═══ PROVIDED RECORDS ═══

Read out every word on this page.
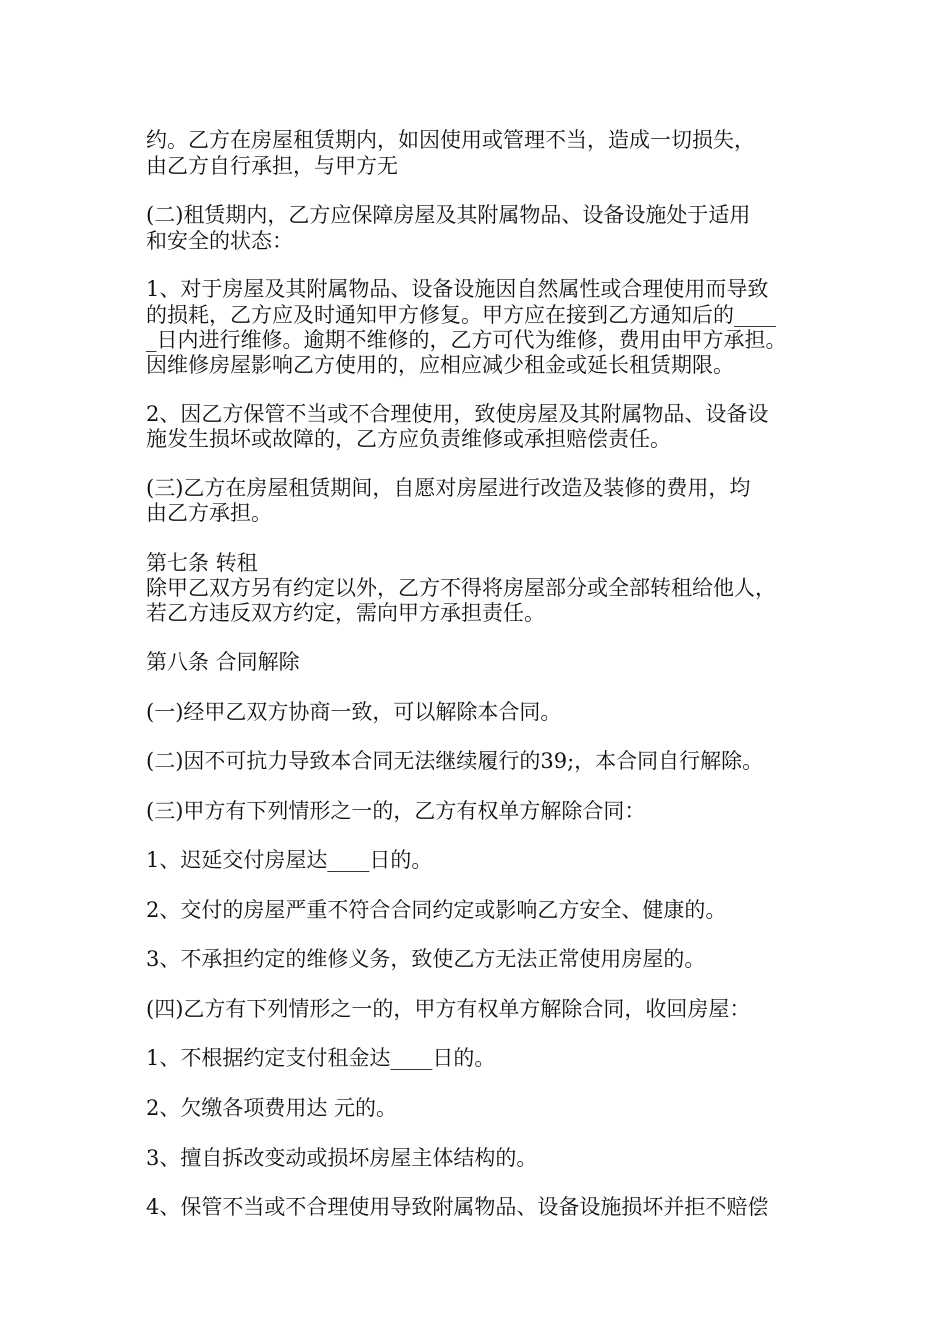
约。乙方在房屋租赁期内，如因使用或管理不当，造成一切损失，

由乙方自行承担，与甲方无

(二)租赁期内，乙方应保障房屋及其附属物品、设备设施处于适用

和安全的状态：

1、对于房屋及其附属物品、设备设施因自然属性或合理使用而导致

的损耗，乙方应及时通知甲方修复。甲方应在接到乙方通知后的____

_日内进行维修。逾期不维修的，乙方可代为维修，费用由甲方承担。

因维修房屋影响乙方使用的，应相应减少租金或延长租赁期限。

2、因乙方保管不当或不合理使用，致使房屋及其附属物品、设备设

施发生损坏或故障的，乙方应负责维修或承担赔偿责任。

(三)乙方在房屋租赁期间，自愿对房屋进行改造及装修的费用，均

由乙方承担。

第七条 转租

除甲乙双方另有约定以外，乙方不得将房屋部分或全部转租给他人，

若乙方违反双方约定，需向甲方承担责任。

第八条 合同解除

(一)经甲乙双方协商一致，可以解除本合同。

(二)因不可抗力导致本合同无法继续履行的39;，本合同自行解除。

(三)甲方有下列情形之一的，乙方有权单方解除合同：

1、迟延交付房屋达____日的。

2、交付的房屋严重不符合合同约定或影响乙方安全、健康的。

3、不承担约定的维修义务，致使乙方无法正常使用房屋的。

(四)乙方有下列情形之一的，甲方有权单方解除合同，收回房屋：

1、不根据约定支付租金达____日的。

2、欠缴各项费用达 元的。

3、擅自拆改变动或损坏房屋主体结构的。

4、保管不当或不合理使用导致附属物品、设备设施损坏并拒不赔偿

═══

*TASK DIRECTIONS:* Without including any pictures, output all the entries above exactly.

*OUTPUT:*
Read out every word on this page.
约。乙方在房屋租赁期内，如因使用或管理不当，造成一切损失，

由乙方自行承担，与甲方无

(二)租赁期内，乙方应保障房屋及其附属物品、设备设施处于适用

和安全的状态：

1、对于房屋及其附属物品、设备设施因自然属性或合理使用而导致

的损耗，乙方应及时通知甲方修复。甲方应在接到乙方通知后的____

_日内进行维修。逾期不维修的，乙方可代为维修，费用由甲方承担。

因维修房屋影响乙方使用的，应相应减少租金或延长租赁期限。

2、因乙方保管不当或不合理使用，致使房屋及其附属物品、设备设

施发生损坏或故障的，乙方应负责维修或承担赔偿责任。

(三)乙方在房屋租赁期间，自愿对房屋进行改造及装修的费用，均

由乙方承担。

第七条 转租

除甲乙双方另有约定以外，乙方不得将房屋部分或全部转租给他人，

若乙方违反双方约定，需向甲方承担责任。

第八条 合同解除

(一)经甲乙双方协商一致，可以解除本合同。

(二)因不可抗力导致本合同无法继续履行的39;，本合同自行解除。

(三)甲方有下列情形之一的，乙方有权单方解除合同：

1、迟延交付房屋达____日的。

2、交付的房屋严重不符合合同约定或影响乙方安全、健康的。

3、不承担约定的维修义务，致使乙方无法正常使用房屋的。

(四)乙方有下列情形之一的，甲方有权单方解除合同，收回房屋：

1、不根据约定支付租金达____日的。

2、欠缴各项费用达 元的。

3、擅自拆改变动或损坏房屋主体结构的。

4、保管不当或不合理使用导致附属物品、设备设施损坏并拒不赔偿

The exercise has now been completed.